• **Dataset excerpts**:
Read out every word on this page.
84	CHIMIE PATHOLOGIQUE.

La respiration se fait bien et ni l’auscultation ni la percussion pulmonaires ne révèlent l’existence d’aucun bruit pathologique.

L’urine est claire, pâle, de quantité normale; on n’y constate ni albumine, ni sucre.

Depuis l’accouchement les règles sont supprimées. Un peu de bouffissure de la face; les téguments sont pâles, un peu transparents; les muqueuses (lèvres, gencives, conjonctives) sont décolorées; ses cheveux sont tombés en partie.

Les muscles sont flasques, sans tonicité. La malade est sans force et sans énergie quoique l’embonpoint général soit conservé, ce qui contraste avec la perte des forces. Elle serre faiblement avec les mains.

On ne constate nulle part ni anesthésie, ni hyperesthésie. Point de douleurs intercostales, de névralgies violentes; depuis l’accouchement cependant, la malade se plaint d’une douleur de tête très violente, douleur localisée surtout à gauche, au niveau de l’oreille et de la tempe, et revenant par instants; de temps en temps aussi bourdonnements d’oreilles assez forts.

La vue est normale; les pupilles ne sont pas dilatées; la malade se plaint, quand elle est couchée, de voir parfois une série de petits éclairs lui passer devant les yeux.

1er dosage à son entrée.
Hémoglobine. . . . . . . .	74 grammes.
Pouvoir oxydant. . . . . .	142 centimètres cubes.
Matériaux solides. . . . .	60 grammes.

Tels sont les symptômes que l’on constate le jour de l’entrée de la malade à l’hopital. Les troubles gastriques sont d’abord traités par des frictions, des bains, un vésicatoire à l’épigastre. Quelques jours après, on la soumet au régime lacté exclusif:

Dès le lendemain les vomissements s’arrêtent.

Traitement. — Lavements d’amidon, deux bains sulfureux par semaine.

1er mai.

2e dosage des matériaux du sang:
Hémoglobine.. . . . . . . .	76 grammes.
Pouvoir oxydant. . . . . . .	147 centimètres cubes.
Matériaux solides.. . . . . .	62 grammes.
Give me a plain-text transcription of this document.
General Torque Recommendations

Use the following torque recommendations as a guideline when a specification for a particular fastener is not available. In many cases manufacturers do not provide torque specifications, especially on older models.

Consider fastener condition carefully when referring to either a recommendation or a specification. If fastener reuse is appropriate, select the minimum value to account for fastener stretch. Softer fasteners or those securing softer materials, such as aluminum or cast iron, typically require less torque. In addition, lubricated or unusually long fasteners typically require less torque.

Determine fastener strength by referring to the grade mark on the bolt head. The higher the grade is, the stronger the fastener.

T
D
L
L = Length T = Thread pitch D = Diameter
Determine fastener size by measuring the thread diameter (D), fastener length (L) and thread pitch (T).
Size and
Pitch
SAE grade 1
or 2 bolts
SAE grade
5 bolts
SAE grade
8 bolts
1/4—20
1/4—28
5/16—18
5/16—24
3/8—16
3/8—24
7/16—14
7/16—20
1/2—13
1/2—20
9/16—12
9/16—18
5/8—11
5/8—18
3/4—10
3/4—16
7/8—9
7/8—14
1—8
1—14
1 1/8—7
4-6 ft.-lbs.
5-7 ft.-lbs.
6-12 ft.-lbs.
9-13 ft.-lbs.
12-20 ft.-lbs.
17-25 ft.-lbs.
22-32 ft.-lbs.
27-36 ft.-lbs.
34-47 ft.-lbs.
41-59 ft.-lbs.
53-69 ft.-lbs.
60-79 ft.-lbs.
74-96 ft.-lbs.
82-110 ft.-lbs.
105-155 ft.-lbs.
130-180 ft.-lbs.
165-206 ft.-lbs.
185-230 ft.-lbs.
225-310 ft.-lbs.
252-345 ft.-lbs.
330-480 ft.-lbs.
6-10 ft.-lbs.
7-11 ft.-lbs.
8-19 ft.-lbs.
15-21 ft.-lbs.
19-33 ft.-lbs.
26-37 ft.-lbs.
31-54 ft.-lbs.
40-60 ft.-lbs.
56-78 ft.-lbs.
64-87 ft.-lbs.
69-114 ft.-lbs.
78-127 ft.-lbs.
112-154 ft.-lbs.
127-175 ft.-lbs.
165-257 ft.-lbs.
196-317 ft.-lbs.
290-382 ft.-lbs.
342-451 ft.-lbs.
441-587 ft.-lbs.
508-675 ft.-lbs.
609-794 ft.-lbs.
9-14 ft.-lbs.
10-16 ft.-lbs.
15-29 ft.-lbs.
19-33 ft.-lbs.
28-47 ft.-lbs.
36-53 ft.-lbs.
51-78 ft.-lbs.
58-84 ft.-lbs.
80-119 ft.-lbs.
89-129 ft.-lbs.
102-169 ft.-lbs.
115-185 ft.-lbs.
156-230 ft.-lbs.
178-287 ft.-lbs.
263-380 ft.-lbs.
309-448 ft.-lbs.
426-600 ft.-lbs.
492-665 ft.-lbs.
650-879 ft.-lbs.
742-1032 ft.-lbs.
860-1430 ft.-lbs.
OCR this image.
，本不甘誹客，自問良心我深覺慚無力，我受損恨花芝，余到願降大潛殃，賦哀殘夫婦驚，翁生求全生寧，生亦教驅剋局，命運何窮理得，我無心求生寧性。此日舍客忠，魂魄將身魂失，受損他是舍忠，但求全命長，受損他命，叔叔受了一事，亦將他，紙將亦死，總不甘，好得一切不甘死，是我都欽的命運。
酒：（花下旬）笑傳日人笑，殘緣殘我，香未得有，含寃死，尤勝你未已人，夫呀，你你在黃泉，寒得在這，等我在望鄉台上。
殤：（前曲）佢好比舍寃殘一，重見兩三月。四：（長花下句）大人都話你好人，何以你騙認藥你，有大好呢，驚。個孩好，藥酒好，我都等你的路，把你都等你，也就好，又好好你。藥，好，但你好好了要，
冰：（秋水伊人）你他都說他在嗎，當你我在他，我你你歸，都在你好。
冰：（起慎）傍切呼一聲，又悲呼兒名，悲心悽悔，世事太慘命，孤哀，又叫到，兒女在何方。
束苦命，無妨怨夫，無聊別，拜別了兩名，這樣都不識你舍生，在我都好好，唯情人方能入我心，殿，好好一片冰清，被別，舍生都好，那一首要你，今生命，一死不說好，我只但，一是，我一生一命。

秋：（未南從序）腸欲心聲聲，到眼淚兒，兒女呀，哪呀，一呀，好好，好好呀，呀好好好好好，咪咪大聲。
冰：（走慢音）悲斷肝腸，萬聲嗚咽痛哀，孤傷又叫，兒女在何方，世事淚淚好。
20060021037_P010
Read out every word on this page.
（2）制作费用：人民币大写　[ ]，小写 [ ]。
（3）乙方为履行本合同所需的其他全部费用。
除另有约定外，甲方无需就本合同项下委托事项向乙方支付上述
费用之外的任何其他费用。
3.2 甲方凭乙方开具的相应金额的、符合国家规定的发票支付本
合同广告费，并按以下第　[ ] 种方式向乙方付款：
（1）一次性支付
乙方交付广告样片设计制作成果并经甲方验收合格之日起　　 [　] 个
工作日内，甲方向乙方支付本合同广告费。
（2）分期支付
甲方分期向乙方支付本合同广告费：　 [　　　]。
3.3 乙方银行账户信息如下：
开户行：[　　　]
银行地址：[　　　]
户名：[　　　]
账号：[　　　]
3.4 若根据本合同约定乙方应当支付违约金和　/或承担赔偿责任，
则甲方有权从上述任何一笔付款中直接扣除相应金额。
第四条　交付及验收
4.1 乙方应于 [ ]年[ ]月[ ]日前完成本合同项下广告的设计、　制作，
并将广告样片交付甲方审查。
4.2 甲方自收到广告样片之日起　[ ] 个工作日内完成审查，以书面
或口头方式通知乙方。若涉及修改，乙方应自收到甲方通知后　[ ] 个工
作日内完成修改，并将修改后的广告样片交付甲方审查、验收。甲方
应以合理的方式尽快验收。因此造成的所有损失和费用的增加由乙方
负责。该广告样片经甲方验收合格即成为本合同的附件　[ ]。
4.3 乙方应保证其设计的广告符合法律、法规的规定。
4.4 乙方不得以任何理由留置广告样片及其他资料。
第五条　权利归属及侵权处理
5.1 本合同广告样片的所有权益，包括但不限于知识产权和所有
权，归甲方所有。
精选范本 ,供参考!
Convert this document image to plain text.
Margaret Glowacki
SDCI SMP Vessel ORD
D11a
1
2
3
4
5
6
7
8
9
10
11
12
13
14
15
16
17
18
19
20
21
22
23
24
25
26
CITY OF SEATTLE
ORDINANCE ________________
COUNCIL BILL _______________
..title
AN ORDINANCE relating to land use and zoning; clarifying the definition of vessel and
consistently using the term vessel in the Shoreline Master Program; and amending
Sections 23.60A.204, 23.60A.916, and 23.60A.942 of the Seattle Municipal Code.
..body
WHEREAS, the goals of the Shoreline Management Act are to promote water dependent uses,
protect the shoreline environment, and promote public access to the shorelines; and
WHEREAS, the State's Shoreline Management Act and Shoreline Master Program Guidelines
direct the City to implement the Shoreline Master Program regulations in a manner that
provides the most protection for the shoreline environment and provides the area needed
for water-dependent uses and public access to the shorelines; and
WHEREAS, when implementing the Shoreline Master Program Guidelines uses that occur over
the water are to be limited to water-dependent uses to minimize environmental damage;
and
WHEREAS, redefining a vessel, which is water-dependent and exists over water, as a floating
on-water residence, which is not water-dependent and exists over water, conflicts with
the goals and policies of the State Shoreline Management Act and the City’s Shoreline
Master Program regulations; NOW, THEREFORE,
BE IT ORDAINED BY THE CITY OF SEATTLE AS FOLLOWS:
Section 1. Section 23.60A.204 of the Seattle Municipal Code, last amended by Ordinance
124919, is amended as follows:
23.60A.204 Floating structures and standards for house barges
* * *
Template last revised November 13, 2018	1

• **Set task**: In the entries above, find each line with the string "referring" and copy it.

• **Final result**:
Consider fastener condition carefully when referring to either a recommendation or a specification. If fastener reuse is appropriate, select the minimum value to account for fastener stretch. Softer fasteners or those securing softer materials, such as aluminum or cast iron, typically require less torque. In addition, lubricated or unusually long fasteners typically require less torque.
Determine fastener strength by referring to the grade mark on the bolt head. The higher the grade is, the stronger the fastener.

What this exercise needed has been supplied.